_EXERCISE_
Extract each line from the entries below that has the string "kính" in it.

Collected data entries
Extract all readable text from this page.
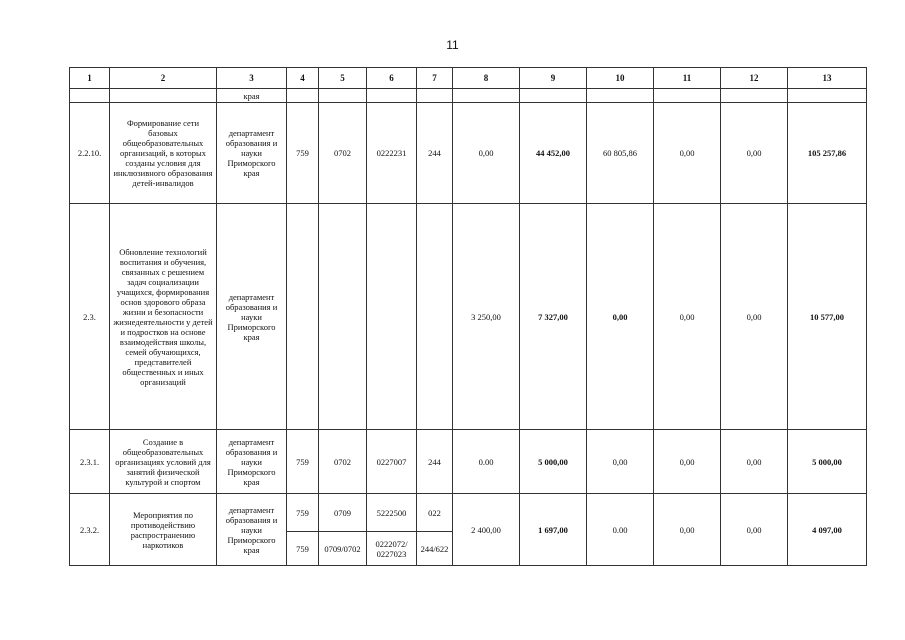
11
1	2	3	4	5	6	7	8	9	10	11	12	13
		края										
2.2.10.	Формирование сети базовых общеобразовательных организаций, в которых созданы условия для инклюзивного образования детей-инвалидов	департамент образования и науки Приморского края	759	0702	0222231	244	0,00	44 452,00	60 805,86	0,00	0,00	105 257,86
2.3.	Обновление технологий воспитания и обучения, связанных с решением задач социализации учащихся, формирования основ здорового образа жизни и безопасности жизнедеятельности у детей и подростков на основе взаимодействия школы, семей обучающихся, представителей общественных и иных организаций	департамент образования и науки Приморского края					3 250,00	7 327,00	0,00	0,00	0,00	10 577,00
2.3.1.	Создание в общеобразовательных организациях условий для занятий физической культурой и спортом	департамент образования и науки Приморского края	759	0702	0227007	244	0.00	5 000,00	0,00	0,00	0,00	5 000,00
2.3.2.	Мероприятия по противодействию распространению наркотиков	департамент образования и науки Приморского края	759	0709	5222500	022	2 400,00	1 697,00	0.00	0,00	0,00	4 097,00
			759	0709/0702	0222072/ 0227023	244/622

---

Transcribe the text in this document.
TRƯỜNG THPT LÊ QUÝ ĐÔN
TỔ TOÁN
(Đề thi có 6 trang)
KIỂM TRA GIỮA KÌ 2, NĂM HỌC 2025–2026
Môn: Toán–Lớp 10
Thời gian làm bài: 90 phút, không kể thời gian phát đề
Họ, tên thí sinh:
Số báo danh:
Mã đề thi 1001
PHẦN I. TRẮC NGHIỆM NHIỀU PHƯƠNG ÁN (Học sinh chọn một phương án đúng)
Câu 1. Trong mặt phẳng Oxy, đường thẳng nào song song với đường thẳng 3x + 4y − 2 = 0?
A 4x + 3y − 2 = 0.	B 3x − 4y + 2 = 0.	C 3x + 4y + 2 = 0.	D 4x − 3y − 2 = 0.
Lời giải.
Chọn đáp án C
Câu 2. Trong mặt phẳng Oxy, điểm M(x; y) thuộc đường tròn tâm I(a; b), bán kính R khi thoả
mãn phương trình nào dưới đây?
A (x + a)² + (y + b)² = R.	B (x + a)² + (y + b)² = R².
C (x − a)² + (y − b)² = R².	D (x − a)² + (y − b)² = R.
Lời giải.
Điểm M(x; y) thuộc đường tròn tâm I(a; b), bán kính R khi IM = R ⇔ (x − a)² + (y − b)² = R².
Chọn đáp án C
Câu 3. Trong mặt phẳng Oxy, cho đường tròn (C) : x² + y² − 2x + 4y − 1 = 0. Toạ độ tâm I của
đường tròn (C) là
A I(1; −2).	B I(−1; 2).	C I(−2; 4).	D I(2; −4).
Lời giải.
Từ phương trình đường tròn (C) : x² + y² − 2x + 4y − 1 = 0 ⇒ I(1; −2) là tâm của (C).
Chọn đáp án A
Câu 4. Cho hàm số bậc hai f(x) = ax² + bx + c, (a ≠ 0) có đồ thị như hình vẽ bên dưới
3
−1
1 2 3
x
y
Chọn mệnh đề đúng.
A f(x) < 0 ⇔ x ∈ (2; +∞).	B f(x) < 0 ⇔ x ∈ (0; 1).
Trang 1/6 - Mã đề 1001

--

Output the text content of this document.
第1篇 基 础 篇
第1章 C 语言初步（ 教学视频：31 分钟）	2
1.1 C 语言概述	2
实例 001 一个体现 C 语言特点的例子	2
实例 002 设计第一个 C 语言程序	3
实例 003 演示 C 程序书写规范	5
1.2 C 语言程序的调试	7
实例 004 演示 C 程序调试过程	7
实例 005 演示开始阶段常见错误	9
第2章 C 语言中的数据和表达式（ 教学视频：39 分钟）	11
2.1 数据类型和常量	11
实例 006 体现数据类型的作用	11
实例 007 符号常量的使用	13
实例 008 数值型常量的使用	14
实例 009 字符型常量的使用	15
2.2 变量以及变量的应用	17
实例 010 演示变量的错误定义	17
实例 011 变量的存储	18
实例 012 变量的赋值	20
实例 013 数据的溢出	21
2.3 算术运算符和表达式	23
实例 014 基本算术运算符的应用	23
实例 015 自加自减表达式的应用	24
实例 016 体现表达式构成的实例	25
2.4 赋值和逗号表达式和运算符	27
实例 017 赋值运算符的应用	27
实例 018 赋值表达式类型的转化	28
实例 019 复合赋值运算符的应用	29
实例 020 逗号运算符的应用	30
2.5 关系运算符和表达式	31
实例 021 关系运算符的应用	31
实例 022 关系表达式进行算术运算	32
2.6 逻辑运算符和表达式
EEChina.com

_ANSWER TO THIS PROBLEM_
Câu 2. Trong mặt phẳng Oxy, điểm M(x; y) thuộc đường tròn tâm I(a; b), bán kính R khi thoả
Điểm M(x; y) thuộc đường tròn tâm I(a; b), bán kính R khi IM = R ⇔ (x − a)² + (y − b)² = R².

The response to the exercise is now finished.